# [What you should do]
Restate the full set of records exactly, without adding or dropping a word.

# [Task data]
--------------------

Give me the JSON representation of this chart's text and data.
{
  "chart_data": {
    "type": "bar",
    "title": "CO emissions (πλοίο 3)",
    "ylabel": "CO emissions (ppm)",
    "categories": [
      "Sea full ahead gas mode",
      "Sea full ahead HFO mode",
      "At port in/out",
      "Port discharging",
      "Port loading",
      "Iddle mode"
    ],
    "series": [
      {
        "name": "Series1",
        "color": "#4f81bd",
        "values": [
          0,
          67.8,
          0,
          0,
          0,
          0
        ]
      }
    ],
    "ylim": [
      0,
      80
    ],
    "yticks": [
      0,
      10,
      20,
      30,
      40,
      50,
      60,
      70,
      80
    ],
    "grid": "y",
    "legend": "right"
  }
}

--------------------

# [Finished exercise]
Give me the JSON representation of this chart's text and data.
{
  "chart_data": {
    "type": "bar",
    "title": "CO emissions (πλοίο 3)",
    "ylabel": "CO emissions (ppm)",
    "categories": [
      "Sea full ahead gas mode",
      "Sea full ahead HFO mode",
      "At port in/out",
      "Port discharging",
      "Port loading",
      "Iddle mode"
    ],
    "series": [
      {
        "name": "Series1",
        "color": "#4f81bd",
        "values": [
          0,
          67.8,
          0,
          0,
          0,
          0
        ]
      }
    ],
    "ylim": [
      0,
      80
    ],
    "yticks": [
      0,
      10,
      20,
      30,
      40,
      50,
      60,
      70,
      80
    ],
    "grid": "y",
    "legend": "right"
  }
}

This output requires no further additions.